[Required task] Quote the whole listing exactly. Leave the pictures out of your copy.

[Stored records]
** START **
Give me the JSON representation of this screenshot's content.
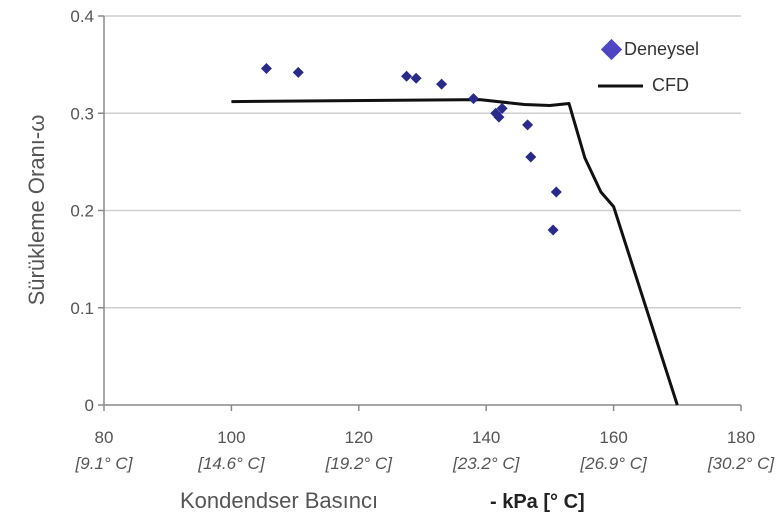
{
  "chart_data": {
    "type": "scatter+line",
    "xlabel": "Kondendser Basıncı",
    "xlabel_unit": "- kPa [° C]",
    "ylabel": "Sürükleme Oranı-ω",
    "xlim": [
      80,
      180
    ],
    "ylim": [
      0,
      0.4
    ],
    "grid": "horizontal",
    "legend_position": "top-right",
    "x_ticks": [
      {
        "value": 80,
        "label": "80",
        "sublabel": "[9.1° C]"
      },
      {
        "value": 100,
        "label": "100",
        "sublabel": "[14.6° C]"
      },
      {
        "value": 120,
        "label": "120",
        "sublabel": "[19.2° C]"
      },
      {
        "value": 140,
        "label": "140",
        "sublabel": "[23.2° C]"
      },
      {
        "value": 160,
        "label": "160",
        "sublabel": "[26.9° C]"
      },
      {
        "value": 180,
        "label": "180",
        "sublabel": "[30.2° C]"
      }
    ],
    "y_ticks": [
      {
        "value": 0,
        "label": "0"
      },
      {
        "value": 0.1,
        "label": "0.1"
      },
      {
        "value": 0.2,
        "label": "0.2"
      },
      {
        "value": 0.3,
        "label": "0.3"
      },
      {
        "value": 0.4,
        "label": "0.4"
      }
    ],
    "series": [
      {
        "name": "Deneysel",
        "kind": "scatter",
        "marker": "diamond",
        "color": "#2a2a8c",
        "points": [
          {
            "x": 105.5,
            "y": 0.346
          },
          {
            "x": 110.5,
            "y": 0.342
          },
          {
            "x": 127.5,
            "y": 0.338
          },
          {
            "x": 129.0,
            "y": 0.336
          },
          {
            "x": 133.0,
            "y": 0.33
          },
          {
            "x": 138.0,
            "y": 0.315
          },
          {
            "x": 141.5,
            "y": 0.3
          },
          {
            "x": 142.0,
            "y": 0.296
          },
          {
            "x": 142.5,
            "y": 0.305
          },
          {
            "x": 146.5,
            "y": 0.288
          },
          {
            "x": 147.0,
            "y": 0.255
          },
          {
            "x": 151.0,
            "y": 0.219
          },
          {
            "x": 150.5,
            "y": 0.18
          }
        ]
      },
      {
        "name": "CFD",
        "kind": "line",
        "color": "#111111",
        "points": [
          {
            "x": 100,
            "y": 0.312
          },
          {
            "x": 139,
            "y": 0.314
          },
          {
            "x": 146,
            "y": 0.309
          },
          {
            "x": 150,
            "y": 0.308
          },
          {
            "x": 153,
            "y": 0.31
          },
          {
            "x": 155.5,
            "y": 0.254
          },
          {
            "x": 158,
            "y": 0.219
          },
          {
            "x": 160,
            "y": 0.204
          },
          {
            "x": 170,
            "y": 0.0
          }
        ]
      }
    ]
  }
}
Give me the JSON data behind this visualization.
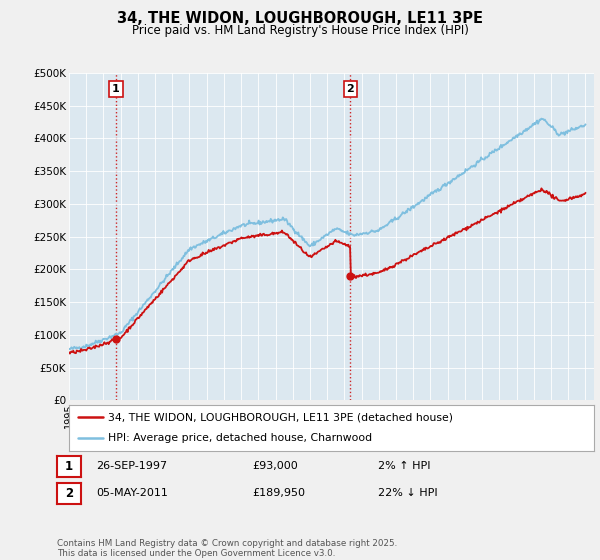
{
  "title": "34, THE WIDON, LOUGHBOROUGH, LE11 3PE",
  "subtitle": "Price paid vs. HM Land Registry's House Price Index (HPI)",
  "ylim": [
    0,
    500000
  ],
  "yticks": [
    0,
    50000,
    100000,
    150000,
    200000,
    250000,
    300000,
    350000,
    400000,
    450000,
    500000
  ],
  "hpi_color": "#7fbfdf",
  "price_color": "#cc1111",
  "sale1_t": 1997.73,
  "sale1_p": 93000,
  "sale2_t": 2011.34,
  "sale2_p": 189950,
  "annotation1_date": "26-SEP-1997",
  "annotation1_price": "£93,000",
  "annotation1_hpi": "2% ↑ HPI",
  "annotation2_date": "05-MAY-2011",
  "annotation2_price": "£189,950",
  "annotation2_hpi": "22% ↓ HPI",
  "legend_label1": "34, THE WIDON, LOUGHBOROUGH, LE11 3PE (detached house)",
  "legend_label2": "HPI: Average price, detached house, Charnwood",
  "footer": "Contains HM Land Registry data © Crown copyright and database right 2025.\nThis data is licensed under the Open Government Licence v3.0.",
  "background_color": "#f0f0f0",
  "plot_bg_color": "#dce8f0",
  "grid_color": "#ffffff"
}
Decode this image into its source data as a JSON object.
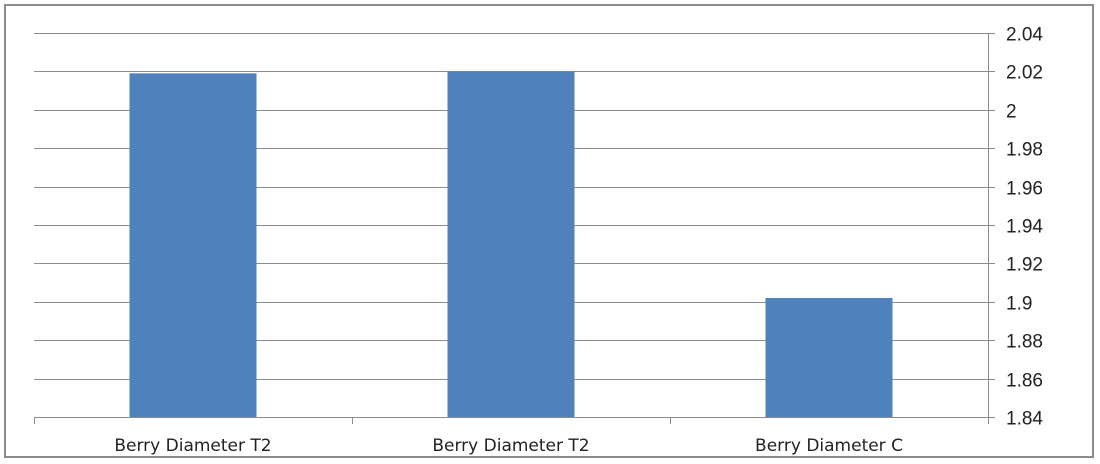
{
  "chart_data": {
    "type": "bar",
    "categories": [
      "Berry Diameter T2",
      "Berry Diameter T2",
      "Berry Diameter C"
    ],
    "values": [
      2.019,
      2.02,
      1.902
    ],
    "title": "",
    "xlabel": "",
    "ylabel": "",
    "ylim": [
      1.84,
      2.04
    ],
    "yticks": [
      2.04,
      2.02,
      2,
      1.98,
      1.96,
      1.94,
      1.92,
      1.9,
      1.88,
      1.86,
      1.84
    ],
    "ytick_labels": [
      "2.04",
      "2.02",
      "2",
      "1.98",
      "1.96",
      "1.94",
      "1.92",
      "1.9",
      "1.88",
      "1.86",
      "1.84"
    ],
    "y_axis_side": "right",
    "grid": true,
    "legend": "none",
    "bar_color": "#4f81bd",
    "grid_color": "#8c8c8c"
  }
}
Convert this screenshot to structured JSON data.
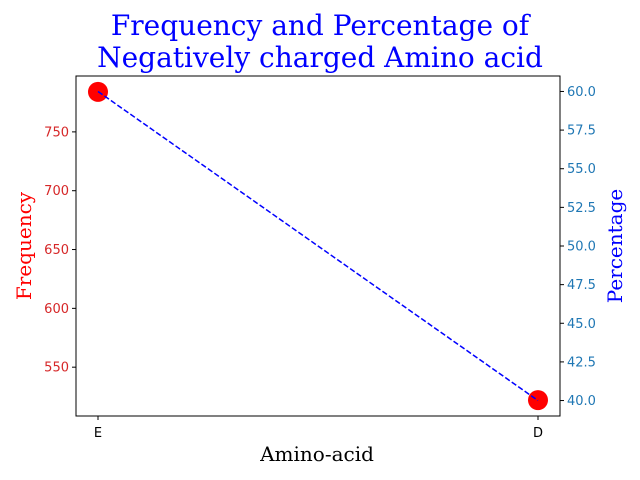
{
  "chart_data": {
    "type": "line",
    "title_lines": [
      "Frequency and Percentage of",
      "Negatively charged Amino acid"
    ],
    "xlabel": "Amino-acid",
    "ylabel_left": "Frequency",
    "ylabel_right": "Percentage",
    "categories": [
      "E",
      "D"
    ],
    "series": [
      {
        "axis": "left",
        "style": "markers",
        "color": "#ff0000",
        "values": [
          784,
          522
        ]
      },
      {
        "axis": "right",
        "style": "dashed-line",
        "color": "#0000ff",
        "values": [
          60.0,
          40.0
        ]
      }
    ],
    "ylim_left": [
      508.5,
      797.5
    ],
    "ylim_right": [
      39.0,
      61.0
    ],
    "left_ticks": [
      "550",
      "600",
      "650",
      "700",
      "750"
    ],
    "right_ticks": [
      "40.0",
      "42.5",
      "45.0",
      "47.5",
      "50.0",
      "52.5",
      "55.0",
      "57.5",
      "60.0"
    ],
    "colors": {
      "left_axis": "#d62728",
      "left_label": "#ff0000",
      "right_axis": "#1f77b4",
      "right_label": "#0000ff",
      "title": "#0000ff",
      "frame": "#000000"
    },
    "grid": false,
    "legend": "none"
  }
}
** END **
[Answer for this exercise]
Give me the JSON representation of this screenshot's content.
{
  "chart_data": {
    "type": "scatter+line",
    "xlabel": "Kondendser Basıncı",
    "xlabel_unit": "- kPa [° C]",
    "ylabel": "Sürükleme Oranı-ω",
    "xlim": [
      80,
      180
    ],
    "ylim": [
      0,
      0.4
    ],
    "grid": "horizontal",
    "legend_position": "top-right",
    "x_ticks": [
      {
        "value": 80,
        "label": "80",
        "sublabel": "[9.1° C]"
      },
      {
        "value": 100,
        "label": "100",
        "sublabel": "[14.6° C]"
      },
      {
        "value": 120,
        "label": "120",
        "sublabel": "[19.2° C]"
      },
      {
        "value": 140,
        "label": "140",
        "sublabel": "[23.2° C]"
      },
      {
        "value": 160,
        "label": "160",
        "sublabel": "[26.9° C]"
      },
      {
        "value": 180,
        "label": "180",
        "sublabel": "[30.2° C]"
      }
    ],
    "y_ticks": [
      {
        "value": 0,
        "label": "0"
      },
      {
        "value": 0.1,
        "label": "0.1"
      },
      {
        "value": 0.2,
        "label": "0.2"
      },
      {
        "value": 0.3,
        "label": "0.3"
      },
      {
        "value": 0.4,
        "label": "0.4"
      }
    ],
    "series": [
      {
        "name": "Deneysel",
        "kind": "scatter",
        "marker": "diamond",
        "color": "#2a2a8c",
        "points": [
          {
            "x": 105.5,
            "y": 0.346
          },
          {
            "x": 110.5,
            "y": 0.342
          },
          {
            "x": 127.5,
            "y": 0.338
          },
          {
            "x": 129.0,
            "y": 0.336
          },
          {
            "x": 133.0,
            "y": 0.33
          },
          {
            "x": 138.0,
            "y": 0.315
          },
          {
            "x": 141.5,
            "y": 0.3
          },
          {
            "x": 142.0,
            "y": 0.296
          },
          {
            "x": 142.5,
            "y": 0.305
          },
          {
            "x": 146.5,
            "y": 0.288
          },
          {
            "x": 147.0,
            "y": 0.255
          },
          {
            "x": 151.0,
            "y": 0.219
          },
          {
            "x": 150.5,
            "y": 0.18
          }
        ]
      },
      {
        "name": "CFD",
        "kind": "line",
        "color": "#111111",
        "points": [
          {
            "x": 100,
            "y": 0.312
          },
          {
            "x": 139,
            "y": 0.314
          },
          {
            "x": 146,
            "y": 0.309
          },
          {
            "x": 150,
            "y": 0.308
          },
          {
            "x": 153,
            "y": 0.31
          },
          {
            "x": 155.5,
            "y": 0.254
          },
          {
            "x": 158,
            "y": 0.219
          },
          {
            "x": 160,
            "y": 0.204
          },
          {
            "x": 170,
            "y": 0.0
          }
        ]
      }
    ]
  }
}
Give me the JSON data behind this visualization.
{
  "title": "34, THE WIDON, LOUGHBOROUGH, LE11 3PE",
  "subtitle": "Price paid vs. HM Land Registry's House Price Index (HPI)",
  "ylim": [
    0,
    500000
  ],
  "yticks": [
    0,
    50000,
    100000,
    150000,
    200000,
    250000,
    300000,
    350000,
    400000,
    450000,
    500000
  ],
  "hpi_color": "#7fbfdf",
  "price_color": "#cc1111",
  "sale1_t": 1997.73,
  "sale1_p": 93000,
  "sale2_t": 2011.34,
  "sale2_p": 189950,
  "annotation1_date": "26-SEP-1997",
  "annotation1_price": "£93,000",
  "annotation1_hpi": "2% ↑ HPI",
  "annotation2_date": "05-MAY-2011",
  "annotation2_price": "£189,950",
  "annotation2_hpi": "22% ↓ HPI",
  "legend_label1": "34, THE WIDON, LOUGHBOROUGH, LE11 3PE (detached house)",
  "legend_label2": "HPI: Average price, detached house, Charnwood",
  "footer": "Contains HM Land Registry data © Crown copyright and database right 2025.\nThis data is licensed under the Open Government Licence v3.0.",
  "background_color": "#f0f0f0",
  "plot_bg_color": "#dce8f0",
  "grid_color": "#ffffff"
}
Decode this image into its source data as a JSON object.
{
  "chart_data": {
    "type": "bar",
    "categories": [
      "Berry Diameter T2",
      "Berry Diameter T2",
      "Berry Diameter C"
    ],
    "values": [
      2.019,
      2.02,
      1.902
    ],
    "title": "",
    "xlabel": "",
    "ylabel": "",
    "ylim": [
      1.84,
      2.04
    ],
    "yticks": [
      2.04,
      2.02,
      2,
      1.98,
      1.96,
      1.94,
      1.92,
      1.9,
      1.88,
      1.86,
      1.84
    ],
    "ytick_labels": [
      "2.04",
      "2.02",
      "2",
      "1.98",
      "1.96",
      "1.94",
      "1.92",
      "1.9",
      "1.88",
      "1.86",
      "1.84"
    ],
    "y_axis_side": "right",
    "grid": true,
    "legend": "none",
    "bar_color": "#4f81bd",
    "grid_color": "#8c8c8c"
  }
}
Convert this screenshot to structured JSON data.
{
  "chart_data": {
    "type": "line",
    "title_lines": [
      "Frequency and Percentage of",
      "Negatively charged Amino acid"
    ],
    "xlabel": "Amino-acid",
    "ylabel_left": "Frequency",
    "ylabel_right": "Percentage",
    "categories": [
      "E",
      "D"
    ],
    "series": [
      {
        "axis": "left",
        "style": "markers",
        "color": "#ff0000",
        "values": [
          784,
          522
        ]
      },
      {
        "axis": "right",
        "style": "dashed-line",
        "color": "#0000ff",
        "values": [
          60.0,
          40.0
        ]
      }
    ],
    "ylim_left": [
      508.5,
      797.5
    ],
    "ylim_right": [
      39.0,
      61.0
    ],
    "left_ticks": [
      "550",
      "600",
      "650",
      "700",
      "750"
    ],
    "right_ticks": [
      "40.0",
      "42.5",
      "45.0",
      "47.5",
      "50.0",
      "52.5",
      "55.0",
      "57.5",
      "60.0"
    ],
    "colors": {
      "left_axis": "#d62728",
      "left_label": "#ff0000",
      "right_axis": "#1f77b4",
      "right_label": "#0000ff",
      "title": "#0000ff",
      "frame": "#000000"
    },
    "grid": false,
    "legend": "none"
  }
}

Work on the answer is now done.